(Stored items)
◆ ◆ ◆ ◆ ◆ ◆ ◆
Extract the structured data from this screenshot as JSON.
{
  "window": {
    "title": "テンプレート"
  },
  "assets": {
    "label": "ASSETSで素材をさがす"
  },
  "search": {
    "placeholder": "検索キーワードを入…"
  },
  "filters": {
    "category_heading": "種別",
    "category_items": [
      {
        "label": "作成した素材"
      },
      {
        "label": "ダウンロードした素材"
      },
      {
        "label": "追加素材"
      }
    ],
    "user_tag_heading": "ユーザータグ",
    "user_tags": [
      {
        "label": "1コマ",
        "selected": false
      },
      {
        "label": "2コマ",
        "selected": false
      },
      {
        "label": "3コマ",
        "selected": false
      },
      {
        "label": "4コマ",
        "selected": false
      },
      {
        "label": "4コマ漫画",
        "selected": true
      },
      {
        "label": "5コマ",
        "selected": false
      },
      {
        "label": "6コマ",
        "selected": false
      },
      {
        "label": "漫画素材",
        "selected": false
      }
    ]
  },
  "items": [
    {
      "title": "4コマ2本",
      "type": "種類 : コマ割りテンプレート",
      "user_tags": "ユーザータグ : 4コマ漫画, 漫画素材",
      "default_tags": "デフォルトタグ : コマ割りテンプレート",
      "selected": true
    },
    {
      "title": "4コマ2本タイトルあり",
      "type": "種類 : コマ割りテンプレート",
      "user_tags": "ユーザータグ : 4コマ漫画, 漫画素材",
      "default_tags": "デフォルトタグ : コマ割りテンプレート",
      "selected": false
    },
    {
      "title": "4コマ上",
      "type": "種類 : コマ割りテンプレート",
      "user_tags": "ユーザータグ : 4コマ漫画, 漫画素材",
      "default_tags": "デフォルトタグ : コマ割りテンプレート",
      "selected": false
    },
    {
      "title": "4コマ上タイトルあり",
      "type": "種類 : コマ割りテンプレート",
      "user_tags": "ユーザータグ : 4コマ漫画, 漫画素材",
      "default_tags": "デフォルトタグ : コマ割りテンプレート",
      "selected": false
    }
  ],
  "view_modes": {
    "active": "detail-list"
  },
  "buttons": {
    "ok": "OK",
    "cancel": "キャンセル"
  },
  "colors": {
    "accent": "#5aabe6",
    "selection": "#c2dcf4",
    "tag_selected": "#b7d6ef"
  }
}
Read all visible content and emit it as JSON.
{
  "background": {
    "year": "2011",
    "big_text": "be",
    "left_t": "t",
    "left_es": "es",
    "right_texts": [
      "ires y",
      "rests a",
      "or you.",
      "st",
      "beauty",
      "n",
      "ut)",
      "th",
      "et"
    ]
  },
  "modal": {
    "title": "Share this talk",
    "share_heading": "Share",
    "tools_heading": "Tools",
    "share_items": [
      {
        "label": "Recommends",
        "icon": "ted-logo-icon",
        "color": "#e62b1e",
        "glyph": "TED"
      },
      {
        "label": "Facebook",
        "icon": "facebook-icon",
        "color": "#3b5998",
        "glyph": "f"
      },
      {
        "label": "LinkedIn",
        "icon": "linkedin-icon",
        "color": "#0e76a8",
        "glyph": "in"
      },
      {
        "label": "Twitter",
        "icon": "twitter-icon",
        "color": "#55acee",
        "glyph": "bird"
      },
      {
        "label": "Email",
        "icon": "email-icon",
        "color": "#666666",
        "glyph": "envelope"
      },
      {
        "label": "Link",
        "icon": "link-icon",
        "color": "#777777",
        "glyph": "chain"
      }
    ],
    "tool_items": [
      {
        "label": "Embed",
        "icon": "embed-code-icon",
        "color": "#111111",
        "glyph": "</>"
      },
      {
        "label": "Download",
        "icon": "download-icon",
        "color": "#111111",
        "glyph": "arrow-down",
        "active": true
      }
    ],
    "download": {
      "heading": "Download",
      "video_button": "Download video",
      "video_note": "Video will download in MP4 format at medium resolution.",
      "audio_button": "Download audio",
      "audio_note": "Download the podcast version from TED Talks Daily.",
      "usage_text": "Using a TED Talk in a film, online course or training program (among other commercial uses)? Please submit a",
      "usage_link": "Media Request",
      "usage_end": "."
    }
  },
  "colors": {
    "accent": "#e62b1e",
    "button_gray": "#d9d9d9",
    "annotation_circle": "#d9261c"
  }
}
◆ ◆ ◆ ◆ ◆ ◆ ◆
■ GOAL OF THE EXERCISE ■
From the first line to the last, please quote the material above exactly.

■ RESPONSE TO THIS TASK ■
Extract the structured data from this screenshot as JSON.
{
  "window": {
    "title": "テンプレート"
  },
  "assets": {
    "label": "ASSETSで素材をさがす"
  },
  "search": {
    "placeholder": "検索キーワードを入…"
  },
  "filters": {
    "category_heading": "種別",
    "category_items": [
      {
        "label": "作成した素材"
      },
      {
        "label": "ダウンロードした素材"
      },
      {
        "label": "追加素材"
      }
    ],
    "user_tag_heading": "ユーザータグ",
    "user_tags": [
      {
        "label": "1コマ",
        "selected": false
      },
      {
        "label": "2コマ",
        "selected": false
      },
      {
        "label": "3コマ",
        "selected": false
      },
      {
        "label": "4コマ",
        "selected": false
      },
      {
        "label": "4コマ漫画",
        "selected": true
      },
      {
        "label": "5コマ",
        "selected": false
      },
      {
        "label": "6コマ",
        "selected": false
      },
      {
        "label": "漫画素材",
        "selected": false
      }
    ]
  },
  "items": [
    {
      "title": "4コマ2本",
      "type": "種類 : コマ割りテンプレート",
      "user_tags": "ユーザータグ : 4コマ漫画, 漫画素材",
      "default_tags": "デフォルトタグ : コマ割りテンプレート",
      "selected": true
    },
    {
      "title": "4コマ2本タイトルあり",
      "type": "種類 : コマ割りテンプレート",
      "user_tags": "ユーザータグ : 4コマ漫画, 漫画素材",
      "default_tags": "デフォルトタグ : コマ割りテンプレート",
      "selected": false
    },
    {
      "title": "4コマ上",
      "type": "種類 : コマ割りテンプレート",
      "user_tags": "ユーザータグ : 4コマ漫画, 漫画素材",
      "default_tags": "デフォルトタグ : コマ割りテンプレート",
      "selected": false
    },
    {
      "title": "4コマ上タイトルあり",
      "type": "種類 : コマ割りテンプレート",
      "user_tags": "ユーザータグ : 4コマ漫画, 漫画素材",
      "default_tags": "デフォルトタグ : コマ割りテンプレート",
      "selected": false
    }
  ],
  "view_modes": {
    "active": "detail-list"
  },
  "buttons": {
    "ok": "OK",
    "cancel": "キャンセル"
  },
  "colors": {
    "accent": "#5aabe6",
    "selection": "#c2dcf4",
    "tag_selected": "#b7d6ef"
  }
}
Read all visible content and emit it as JSON.
{
  "background": {
    "year": "2011",
    "big_text": "be",
    "left_t": "t",
    "left_es": "es",
    "right_texts": [
      "ires y",
      "rests a",
      "or you.",
      "st",
      "beauty",
      "n",
      "ut)",
      "th",
      "et"
    ]
  },
  "modal": {
    "title": "Share this talk",
    "share_heading": "Share",
    "tools_heading": "Tools",
    "share_items": [
      {
        "label": "Recommends",
        "icon": "ted-logo-icon",
        "color": "#e62b1e",
        "glyph": "TED"
      },
      {
        "label": "Facebook",
        "icon": "facebook-icon",
        "color": "#3b5998",
        "glyph": "f"
      },
      {
        "label": "LinkedIn",
        "icon": "linkedin-icon",
        "color": "#0e76a8",
        "glyph": "in"
      },
      {
        "label": "Twitter",
        "icon": "twitter-icon",
        "color": "#55acee",
        "glyph": "bird"
      },
      {
        "label": "Email",
        "icon": "email-icon",
        "color": "#666666",
        "glyph": "envelope"
      },
      {
        "label": "Link",
        "icon": "link-icon",
        "color": "#777777",
        "glyph": "chain"
      }
    ],
    "tool_items": [
      {
        "label": "Embed",
        "icon": "embed-code-icon",
        "color": "#111111",
        "glyph": "</>"
      },
      {
        "label": "Download",
        "icon": "download-icon",
        "color": "#111111",
        "glyph": "arrow-down",
        "active": true
      }
    ],
    "download": {
      "heading": "Download",
      "video_button": "Download video",
      "video_note": "Video will download in MP4 format at medium resolution.",
      "audio_button": "Download audio",
      "audio_note": "Download the podcast version from TED Talks Daily.",
      "usage_text": "Using a TED Talk in a film, online course or training program (among other commercial uses)? Please submit a",
      "usage_link": "Media Request",
      "usage_end": "."
    }
  },
  "colors": {
    "accent": "#e62b1e",
    "button_gray": "#d9d9d9",
    "annotation_circle": "#d9261c"
  }
}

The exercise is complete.